> Short problem: Select all lines holding the word "Explorer" from the entries that follow.

> The data:

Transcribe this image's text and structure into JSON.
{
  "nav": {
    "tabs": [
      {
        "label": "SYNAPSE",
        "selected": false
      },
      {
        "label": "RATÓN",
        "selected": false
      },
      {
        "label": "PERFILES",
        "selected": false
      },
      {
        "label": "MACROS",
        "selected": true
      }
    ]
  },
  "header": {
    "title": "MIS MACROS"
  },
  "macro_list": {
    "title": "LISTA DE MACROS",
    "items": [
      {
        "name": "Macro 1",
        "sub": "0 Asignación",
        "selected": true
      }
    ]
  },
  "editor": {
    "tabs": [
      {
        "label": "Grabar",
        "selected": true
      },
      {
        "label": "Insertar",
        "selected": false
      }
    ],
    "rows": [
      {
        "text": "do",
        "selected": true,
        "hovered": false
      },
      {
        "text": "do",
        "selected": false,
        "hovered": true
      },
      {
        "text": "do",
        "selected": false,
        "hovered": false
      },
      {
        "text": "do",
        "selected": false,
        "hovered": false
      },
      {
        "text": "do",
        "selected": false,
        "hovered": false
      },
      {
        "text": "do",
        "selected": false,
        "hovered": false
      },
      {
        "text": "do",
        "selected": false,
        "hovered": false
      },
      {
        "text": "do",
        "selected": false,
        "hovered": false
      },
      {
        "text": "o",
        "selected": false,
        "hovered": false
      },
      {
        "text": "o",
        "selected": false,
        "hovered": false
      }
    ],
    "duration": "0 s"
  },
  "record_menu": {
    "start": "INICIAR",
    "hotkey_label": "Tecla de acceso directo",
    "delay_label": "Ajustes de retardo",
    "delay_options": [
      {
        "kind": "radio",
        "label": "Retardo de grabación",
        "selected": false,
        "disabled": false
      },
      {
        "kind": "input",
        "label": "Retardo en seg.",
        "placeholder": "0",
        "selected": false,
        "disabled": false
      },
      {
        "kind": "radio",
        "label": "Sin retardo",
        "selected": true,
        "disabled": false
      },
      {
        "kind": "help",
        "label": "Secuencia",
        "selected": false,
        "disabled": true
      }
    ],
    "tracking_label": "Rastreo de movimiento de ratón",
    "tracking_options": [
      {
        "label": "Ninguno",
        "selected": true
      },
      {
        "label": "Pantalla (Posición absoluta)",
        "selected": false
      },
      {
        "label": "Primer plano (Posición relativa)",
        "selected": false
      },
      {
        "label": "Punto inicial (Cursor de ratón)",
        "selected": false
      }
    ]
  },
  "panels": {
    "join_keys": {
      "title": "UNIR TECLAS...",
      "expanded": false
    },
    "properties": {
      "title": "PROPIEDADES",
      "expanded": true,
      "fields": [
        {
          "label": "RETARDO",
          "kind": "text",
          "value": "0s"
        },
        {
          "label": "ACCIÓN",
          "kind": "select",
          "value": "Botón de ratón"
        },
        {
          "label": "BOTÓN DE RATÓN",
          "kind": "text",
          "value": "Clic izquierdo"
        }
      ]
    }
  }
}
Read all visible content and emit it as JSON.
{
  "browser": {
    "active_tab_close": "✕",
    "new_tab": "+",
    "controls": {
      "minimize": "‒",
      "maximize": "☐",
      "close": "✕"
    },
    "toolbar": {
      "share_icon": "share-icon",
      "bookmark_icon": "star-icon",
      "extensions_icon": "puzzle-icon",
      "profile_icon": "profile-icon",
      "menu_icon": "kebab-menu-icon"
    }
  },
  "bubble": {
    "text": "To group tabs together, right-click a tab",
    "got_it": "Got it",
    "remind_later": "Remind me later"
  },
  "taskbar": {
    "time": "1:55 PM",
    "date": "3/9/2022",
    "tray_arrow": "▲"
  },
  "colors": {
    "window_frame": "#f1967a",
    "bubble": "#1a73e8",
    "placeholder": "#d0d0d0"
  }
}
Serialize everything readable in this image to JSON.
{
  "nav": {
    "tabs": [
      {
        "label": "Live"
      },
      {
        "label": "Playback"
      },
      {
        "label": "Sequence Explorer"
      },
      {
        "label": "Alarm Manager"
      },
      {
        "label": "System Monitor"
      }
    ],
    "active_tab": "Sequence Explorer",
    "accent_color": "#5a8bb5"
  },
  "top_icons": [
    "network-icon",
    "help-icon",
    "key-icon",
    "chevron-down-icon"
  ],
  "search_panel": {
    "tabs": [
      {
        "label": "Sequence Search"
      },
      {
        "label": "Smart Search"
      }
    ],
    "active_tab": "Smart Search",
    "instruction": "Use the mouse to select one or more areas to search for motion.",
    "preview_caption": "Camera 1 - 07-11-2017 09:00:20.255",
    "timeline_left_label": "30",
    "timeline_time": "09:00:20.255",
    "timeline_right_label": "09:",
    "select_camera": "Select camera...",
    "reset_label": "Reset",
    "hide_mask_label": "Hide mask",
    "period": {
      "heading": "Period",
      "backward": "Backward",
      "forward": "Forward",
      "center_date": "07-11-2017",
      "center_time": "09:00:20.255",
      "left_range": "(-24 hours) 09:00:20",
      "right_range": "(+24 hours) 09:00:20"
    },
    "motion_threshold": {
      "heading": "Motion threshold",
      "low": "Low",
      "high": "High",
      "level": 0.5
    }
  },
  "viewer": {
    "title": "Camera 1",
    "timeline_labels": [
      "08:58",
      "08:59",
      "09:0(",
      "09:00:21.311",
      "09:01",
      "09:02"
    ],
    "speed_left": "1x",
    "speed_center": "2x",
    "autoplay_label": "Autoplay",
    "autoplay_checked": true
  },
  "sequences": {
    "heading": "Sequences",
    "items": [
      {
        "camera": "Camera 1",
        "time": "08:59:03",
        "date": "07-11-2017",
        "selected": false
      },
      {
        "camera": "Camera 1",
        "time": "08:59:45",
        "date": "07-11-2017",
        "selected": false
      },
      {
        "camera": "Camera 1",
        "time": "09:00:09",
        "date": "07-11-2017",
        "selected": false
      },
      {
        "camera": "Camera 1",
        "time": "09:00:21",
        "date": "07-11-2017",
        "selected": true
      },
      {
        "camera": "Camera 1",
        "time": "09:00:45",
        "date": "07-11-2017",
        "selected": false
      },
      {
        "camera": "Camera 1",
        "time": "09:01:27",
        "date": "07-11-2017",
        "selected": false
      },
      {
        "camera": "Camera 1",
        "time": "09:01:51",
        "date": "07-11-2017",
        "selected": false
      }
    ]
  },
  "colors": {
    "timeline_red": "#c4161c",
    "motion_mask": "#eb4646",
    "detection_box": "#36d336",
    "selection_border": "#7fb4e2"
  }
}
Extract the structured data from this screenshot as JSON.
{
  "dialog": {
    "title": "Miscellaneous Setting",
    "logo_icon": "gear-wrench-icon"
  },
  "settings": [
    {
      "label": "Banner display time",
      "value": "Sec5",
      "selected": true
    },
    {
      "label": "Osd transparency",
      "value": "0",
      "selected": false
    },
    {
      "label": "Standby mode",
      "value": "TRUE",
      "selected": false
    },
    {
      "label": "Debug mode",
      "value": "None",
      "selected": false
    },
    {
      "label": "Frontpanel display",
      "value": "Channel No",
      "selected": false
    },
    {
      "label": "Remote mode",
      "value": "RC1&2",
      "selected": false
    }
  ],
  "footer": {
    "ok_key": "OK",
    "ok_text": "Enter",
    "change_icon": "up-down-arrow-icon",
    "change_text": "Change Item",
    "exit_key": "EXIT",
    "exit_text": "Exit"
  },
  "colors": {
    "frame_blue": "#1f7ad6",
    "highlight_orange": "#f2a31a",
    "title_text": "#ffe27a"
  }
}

> Exercise output:
        "label": "Sequence Explorer"
    "active_tab": "Sequence Explorer",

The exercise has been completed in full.